Stored entries:
########################################
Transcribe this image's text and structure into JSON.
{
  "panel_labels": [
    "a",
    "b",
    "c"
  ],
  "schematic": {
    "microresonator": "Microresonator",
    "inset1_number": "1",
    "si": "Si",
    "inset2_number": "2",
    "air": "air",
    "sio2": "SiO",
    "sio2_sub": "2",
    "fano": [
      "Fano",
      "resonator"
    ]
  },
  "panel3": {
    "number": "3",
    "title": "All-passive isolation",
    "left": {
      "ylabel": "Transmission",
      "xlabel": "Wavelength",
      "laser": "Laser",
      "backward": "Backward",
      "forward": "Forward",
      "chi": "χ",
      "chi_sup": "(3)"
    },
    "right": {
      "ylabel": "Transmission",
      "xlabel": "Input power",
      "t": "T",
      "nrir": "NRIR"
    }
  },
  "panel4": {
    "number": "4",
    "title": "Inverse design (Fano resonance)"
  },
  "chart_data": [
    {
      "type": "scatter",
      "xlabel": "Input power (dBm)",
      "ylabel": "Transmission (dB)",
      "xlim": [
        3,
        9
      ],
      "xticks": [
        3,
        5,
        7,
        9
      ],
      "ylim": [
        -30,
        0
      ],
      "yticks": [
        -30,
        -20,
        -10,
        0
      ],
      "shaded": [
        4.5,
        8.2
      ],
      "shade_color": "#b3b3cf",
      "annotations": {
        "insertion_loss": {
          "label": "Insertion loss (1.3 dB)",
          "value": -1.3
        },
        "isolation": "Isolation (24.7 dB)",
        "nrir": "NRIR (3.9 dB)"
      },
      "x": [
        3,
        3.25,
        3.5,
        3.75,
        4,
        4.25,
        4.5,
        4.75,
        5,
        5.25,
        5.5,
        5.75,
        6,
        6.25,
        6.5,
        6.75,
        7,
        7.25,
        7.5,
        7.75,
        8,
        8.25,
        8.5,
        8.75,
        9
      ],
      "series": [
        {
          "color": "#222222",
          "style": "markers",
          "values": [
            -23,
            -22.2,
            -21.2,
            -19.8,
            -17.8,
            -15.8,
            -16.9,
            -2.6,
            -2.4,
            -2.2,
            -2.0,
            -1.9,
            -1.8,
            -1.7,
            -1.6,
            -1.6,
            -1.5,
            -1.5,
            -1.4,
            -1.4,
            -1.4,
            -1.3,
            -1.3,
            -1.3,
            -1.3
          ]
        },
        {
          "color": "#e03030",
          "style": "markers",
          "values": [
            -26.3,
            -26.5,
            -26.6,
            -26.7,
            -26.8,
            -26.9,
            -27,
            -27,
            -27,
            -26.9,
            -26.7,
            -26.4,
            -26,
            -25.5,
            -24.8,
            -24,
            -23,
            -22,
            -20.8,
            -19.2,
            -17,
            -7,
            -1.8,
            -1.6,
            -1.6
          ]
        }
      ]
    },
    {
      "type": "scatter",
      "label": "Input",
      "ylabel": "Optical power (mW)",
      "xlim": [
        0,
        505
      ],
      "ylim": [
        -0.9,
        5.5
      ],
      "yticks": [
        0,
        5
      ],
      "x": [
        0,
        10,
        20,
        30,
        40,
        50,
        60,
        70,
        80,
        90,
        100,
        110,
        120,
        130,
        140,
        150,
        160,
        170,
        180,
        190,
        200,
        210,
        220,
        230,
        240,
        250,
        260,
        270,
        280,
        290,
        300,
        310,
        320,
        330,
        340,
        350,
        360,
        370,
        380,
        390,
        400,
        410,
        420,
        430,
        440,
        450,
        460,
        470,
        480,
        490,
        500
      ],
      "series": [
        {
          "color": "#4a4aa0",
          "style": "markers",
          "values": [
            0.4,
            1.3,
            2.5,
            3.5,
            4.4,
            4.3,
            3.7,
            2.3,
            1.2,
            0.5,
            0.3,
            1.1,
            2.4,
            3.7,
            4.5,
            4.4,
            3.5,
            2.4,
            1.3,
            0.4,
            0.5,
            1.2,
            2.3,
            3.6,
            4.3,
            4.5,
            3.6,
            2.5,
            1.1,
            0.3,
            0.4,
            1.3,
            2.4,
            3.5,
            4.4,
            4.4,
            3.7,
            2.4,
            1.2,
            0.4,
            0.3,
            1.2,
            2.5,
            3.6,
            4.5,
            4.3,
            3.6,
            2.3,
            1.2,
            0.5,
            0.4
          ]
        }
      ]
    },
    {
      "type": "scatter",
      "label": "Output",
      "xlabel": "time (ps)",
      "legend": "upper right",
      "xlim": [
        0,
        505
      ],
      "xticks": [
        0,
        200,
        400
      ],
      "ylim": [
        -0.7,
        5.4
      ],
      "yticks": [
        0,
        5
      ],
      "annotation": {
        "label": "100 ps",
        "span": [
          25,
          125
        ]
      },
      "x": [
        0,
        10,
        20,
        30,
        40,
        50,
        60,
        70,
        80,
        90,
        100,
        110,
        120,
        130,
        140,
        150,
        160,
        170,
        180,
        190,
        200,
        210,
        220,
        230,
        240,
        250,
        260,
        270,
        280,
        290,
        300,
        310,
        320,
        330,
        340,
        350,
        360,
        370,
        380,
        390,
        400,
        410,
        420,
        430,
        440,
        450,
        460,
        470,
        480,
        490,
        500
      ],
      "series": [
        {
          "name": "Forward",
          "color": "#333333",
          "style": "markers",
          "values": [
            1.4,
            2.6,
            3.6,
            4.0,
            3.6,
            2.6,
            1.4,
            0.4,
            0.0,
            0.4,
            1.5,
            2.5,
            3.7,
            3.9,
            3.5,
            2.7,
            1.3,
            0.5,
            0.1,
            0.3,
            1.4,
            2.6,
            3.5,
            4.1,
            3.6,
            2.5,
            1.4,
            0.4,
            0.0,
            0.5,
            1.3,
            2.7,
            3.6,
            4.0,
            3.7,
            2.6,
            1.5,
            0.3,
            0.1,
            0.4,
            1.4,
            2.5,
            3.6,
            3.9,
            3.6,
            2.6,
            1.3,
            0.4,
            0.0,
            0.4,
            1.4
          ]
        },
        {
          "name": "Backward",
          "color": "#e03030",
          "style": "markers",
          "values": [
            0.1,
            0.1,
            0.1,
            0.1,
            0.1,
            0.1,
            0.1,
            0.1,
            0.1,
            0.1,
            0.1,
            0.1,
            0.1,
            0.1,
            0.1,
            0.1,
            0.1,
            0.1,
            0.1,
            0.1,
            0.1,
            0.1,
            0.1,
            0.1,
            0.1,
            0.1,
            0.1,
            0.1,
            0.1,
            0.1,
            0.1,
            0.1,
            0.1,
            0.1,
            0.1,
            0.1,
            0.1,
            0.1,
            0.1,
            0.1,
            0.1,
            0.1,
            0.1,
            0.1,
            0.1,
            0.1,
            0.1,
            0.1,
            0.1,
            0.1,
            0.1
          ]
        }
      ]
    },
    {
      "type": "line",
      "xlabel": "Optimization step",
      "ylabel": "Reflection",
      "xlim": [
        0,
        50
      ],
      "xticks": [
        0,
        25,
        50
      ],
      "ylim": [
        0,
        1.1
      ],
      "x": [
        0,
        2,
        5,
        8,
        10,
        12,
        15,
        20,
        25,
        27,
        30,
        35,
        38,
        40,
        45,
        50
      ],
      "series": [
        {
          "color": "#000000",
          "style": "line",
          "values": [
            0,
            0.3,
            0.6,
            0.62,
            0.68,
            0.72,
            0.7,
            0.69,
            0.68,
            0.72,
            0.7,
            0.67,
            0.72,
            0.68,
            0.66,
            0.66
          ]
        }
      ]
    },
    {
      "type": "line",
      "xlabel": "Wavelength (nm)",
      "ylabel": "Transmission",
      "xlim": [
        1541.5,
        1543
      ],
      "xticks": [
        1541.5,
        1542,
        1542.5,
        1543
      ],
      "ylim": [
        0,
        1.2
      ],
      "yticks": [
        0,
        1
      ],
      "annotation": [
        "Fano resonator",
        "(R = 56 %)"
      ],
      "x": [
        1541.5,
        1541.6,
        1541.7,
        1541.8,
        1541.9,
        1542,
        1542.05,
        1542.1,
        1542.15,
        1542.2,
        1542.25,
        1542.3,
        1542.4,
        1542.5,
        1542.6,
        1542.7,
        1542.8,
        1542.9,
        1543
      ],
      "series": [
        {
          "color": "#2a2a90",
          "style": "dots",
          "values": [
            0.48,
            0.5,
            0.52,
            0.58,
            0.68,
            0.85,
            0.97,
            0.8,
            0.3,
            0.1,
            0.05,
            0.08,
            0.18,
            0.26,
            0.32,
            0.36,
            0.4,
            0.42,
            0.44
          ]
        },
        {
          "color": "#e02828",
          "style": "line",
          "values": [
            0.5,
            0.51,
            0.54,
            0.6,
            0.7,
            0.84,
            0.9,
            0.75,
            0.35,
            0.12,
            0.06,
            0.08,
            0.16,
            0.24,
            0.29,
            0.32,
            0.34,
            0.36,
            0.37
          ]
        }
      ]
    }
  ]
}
########################################
# [Short exercise]
Keep only those lines of the records that hold "power", and return them.

# [Expected output]
      "xlabel": "Input power",
      "xlabel": "Input power (dBm)",
      "ylabel": "Optical power (mW)",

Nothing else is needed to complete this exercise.